### Fragmento del texto
---*---

Hace muchos años, cuando no levantaba dos palmos del suelo, acompañaba a mi abuela a misa los domingos. –¡Si no vienes a misa, irás al infierno!-decía porque era muy misera, amén de una pedagoga de la leche-¡De cabeza al infierno! Las misas en la parroquia de mi barrio eran especialmente torturantes, las lecturas las más ominosas que recuerdo y el cura parecía un insistente recaudador de impuestos recordando a las viejas que la iglesia no se mantenía sola. Estaba claro que sola no se mantenía, no. Cuando levanté tres palmos del suelo y mi abuela menguó un par de ellos, la dejaba sentadica en un banco y me quedaba fuera haciendo lo que fuese menester. –¡Irás al infierno!-gruñía ella agitando el puño-¡Cómo dejas sola a tu abuela, tan mayor! ¡Los jóvenes vivís como en la selva! Y yo me sentía culpable, pero poco. Al fin y al cabo mi abuela estaba allí porque quería y yo, sin embargo, iba obligada.

---*---

### Registros

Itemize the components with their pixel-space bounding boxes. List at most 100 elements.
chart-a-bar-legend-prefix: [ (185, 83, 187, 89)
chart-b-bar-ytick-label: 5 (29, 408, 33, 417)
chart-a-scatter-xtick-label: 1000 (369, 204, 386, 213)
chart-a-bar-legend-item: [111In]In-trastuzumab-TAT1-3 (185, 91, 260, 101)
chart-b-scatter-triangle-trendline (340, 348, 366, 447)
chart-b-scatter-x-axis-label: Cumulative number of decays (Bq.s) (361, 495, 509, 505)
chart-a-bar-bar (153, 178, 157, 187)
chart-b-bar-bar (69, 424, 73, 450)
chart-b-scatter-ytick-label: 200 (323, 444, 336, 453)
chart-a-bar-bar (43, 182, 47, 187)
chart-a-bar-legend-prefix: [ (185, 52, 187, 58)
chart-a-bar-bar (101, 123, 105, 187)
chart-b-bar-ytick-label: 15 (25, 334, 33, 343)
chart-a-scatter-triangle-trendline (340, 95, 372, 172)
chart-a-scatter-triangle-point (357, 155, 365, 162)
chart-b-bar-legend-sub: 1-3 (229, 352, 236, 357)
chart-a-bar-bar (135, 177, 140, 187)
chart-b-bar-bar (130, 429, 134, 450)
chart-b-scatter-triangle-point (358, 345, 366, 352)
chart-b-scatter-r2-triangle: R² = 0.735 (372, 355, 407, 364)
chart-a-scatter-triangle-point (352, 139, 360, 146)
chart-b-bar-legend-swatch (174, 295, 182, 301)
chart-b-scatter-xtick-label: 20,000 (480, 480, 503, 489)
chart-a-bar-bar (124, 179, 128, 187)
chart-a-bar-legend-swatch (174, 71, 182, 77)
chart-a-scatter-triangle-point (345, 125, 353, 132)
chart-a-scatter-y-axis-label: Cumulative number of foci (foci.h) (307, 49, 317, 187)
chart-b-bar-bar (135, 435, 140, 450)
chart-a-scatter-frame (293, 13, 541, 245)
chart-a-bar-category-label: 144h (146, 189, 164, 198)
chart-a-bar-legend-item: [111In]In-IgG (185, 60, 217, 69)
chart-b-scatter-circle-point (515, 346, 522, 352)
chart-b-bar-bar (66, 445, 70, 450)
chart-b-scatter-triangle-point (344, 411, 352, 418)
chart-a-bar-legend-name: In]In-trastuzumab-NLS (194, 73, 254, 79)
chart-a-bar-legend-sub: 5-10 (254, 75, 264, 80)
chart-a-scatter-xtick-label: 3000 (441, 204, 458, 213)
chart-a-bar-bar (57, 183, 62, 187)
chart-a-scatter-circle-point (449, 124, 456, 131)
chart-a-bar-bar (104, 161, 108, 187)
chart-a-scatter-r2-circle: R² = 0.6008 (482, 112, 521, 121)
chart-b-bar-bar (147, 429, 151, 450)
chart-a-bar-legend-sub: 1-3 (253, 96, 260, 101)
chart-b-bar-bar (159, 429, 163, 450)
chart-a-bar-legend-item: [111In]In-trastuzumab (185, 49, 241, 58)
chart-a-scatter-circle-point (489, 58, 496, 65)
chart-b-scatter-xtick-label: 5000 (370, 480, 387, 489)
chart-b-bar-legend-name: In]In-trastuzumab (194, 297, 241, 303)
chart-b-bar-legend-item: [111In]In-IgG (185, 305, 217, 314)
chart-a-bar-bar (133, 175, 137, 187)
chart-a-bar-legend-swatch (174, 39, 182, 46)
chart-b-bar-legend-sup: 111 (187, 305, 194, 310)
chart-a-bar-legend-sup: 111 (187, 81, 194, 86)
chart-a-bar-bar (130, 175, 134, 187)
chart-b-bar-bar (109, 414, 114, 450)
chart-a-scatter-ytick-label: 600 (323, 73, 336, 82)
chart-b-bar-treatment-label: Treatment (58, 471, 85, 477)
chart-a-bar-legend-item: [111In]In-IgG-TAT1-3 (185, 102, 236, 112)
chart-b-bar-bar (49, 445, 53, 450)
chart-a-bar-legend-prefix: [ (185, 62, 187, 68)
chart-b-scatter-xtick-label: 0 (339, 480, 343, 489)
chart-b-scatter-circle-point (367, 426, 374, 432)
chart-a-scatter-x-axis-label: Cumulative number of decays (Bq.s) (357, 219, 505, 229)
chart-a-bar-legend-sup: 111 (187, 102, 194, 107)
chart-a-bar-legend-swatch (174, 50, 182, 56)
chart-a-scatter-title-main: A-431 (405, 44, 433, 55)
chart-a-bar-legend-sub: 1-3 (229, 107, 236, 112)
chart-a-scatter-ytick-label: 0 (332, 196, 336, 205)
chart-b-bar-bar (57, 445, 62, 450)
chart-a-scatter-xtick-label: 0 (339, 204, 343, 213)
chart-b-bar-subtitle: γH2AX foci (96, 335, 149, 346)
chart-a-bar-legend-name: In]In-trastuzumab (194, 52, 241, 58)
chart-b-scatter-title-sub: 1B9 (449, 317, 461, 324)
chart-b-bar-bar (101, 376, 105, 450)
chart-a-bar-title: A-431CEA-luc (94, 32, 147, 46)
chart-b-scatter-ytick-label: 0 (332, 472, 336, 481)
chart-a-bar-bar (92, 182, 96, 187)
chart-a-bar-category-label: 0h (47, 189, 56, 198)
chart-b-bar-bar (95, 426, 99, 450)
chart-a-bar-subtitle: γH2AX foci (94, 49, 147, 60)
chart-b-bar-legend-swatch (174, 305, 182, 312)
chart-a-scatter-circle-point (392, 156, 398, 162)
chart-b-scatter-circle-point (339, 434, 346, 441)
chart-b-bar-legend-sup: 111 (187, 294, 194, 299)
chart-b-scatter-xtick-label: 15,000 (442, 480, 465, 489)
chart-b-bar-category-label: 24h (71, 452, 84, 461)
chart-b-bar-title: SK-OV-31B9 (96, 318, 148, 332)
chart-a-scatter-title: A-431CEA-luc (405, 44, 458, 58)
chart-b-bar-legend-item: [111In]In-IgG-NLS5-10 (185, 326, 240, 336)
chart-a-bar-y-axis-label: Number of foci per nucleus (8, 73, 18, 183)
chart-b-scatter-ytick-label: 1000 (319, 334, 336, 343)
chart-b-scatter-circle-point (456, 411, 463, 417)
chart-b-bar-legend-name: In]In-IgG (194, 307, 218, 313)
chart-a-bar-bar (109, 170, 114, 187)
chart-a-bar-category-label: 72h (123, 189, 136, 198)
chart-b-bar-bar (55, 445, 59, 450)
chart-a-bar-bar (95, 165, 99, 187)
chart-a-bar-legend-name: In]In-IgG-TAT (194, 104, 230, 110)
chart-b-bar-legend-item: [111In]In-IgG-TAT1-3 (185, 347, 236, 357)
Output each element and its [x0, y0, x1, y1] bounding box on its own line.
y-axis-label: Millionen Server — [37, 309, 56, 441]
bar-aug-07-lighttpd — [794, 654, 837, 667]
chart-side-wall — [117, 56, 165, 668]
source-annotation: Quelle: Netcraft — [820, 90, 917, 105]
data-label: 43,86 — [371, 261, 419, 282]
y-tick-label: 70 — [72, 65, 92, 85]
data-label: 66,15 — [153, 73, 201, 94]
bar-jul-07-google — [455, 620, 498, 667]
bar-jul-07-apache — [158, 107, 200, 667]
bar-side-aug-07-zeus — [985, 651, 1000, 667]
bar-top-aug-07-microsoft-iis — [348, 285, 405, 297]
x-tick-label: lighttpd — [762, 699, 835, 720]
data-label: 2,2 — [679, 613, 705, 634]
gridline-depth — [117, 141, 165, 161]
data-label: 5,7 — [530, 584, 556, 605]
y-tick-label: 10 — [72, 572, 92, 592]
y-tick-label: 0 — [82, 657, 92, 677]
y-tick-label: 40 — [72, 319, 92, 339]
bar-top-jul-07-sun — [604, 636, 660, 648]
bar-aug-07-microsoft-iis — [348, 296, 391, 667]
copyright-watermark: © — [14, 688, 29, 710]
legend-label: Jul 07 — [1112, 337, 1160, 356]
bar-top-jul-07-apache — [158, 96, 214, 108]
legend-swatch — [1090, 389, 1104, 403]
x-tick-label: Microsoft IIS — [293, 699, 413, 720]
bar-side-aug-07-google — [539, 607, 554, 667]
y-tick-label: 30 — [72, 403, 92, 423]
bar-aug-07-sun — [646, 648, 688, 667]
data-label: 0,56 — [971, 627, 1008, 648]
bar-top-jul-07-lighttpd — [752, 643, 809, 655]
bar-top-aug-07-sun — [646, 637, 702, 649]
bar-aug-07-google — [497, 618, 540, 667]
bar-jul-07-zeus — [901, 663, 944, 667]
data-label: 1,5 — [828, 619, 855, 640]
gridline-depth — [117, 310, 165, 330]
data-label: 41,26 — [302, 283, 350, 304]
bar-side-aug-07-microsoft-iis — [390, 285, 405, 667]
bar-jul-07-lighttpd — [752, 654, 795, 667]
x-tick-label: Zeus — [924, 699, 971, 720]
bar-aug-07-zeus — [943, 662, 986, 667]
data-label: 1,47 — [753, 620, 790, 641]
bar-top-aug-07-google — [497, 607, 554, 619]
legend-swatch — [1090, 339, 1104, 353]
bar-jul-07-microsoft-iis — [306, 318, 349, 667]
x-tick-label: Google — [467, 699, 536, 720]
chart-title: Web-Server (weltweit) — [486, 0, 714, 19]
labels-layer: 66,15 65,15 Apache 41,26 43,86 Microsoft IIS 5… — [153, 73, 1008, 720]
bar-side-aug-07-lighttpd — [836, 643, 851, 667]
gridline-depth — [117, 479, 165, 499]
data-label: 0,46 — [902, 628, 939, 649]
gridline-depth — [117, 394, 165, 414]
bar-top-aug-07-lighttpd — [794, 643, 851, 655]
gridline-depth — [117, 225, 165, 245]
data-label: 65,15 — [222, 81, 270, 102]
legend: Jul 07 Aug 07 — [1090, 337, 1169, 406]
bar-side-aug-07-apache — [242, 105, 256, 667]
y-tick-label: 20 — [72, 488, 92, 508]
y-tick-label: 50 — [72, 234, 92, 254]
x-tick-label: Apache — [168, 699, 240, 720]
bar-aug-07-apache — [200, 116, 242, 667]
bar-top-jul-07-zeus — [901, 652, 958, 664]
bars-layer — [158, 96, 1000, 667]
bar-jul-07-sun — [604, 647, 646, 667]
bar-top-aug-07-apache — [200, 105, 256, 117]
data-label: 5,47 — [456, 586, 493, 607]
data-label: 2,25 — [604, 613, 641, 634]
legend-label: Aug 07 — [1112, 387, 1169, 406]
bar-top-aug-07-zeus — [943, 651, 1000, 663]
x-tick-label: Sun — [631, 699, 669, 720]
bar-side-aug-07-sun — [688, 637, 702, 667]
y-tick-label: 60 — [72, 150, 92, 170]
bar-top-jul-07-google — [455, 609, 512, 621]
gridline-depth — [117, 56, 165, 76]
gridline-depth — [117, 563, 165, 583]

---*---

### Lo que se pide
[A] Responde estas preguntas sobre el texto de las misas con la abuela:
(i) ¿Qué día de la semana iban a misa?
(ii) ¿A quién se parecía el cura?
(iii) ¿Dónde se quedaba sentada la abuela cuando la dejaban sola?
[B] Sigue escribiendo el texto de las misas con la abuela a partir de su última frase.

### Respuestas
[A]
(i) Los domingos.
(ii) A un insistente recaudador de impuestos.
(iii) En un banco.

[B]
Además, dejar sola durante un rato a la abuela de uno en la iglesia no es comparable a tirar un televisor desde un cuarto piso y que mate a un viandante. Digo yo. Esto es lo que sucede en Culpable, de Esteban Hernández, un cómic que, por su sencillez, me encanta y releo con frecuencia. Hernández mezcla acertadamente comedia, drama, costumbrismo, fatales casualidades y la más hilarante absurdidad. El protagonista, un simpático tarado, se siente tan culpable por haber matado a un transeúnte a golpe de televisor que decide ingresar en prisión por su cuenta. Allí se topará un carcelero de curiosas costumbres y escaso sentimiento de culpa, con el que se verá conectado de una forma que ninguno hubiera imaginado. Esteban Hernández, con su particular y atractivo estilo, narra las atípicas vicisitudes de dos personajes tan locos o tan cuerdos como cualquiera, que se verán envueltos en las más rocambolescas situaciones para terminar decubriendo que no es lo mismo sentirse culpable que serlo.
Que no es lo mismo, que no. Porque no es lo mismo, ¿no?
¡Buen día a todos!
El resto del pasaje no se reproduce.